• _WHAT THE TASK ASKS_
In the material below, find every line with "color" and pull it out.

• _STORED ROWS_
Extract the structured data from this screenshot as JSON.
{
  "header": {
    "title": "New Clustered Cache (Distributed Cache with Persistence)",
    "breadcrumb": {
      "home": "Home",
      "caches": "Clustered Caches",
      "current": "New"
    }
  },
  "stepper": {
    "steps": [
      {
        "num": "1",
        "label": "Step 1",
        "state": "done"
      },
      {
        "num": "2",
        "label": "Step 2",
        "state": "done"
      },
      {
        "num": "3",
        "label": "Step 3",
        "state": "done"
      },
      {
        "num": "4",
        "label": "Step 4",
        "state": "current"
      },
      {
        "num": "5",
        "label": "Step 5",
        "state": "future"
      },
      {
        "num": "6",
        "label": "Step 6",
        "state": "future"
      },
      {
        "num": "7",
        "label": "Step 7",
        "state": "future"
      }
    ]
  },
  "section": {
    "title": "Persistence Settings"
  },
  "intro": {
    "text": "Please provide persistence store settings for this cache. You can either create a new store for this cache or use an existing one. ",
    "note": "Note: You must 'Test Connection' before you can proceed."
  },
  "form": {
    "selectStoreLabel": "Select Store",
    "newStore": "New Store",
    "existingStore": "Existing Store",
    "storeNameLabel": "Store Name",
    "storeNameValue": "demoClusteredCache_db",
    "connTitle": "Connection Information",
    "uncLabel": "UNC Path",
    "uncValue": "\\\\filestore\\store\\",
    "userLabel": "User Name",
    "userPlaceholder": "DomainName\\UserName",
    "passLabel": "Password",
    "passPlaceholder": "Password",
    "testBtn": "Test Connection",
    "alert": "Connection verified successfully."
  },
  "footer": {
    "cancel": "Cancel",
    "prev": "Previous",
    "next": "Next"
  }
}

--

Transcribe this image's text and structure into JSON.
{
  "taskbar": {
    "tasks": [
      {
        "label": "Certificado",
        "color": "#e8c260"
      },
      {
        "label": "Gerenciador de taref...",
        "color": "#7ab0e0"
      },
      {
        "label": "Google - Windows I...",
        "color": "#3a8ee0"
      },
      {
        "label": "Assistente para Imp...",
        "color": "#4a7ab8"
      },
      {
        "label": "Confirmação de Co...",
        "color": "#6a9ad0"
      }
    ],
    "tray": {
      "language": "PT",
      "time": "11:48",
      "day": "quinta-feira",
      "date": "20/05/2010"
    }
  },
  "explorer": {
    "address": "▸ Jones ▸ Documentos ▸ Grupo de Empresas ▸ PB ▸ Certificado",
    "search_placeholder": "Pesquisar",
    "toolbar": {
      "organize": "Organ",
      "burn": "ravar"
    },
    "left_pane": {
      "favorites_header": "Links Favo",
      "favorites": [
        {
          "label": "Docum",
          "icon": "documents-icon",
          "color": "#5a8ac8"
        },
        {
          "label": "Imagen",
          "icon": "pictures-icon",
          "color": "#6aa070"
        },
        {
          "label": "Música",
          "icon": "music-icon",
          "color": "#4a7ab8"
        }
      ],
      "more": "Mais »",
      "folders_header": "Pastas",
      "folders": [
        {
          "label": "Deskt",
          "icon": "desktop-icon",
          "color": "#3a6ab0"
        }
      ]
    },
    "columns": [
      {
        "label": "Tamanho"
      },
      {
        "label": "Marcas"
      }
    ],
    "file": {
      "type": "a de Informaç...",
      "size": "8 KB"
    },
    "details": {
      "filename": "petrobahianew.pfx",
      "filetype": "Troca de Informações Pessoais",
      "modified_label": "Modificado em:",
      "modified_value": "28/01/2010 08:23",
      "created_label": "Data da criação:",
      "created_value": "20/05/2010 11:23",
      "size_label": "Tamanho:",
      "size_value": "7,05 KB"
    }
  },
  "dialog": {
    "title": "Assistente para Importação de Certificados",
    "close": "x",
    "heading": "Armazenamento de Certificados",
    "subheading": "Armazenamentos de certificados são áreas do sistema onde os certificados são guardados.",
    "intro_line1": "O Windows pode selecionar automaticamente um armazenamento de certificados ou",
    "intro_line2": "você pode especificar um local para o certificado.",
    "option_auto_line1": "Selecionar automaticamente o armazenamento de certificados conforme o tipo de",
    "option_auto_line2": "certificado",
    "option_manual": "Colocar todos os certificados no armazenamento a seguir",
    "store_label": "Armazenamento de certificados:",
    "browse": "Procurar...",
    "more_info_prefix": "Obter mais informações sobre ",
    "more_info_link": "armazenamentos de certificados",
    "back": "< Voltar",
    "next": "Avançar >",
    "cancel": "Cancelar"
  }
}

• _CORRECT RESPONSE_
        "color": "#e8c260"
        "color": "#7ab0e0"
        "color": "#3a8ee0"
        "color": "#4a7ab8"
        "color": "#6a9ad0"
          "color": "#5a8ac8"
          "color": "#6aa070"
          "color": "#4a7ab8"
          "color": "#3a6ab0"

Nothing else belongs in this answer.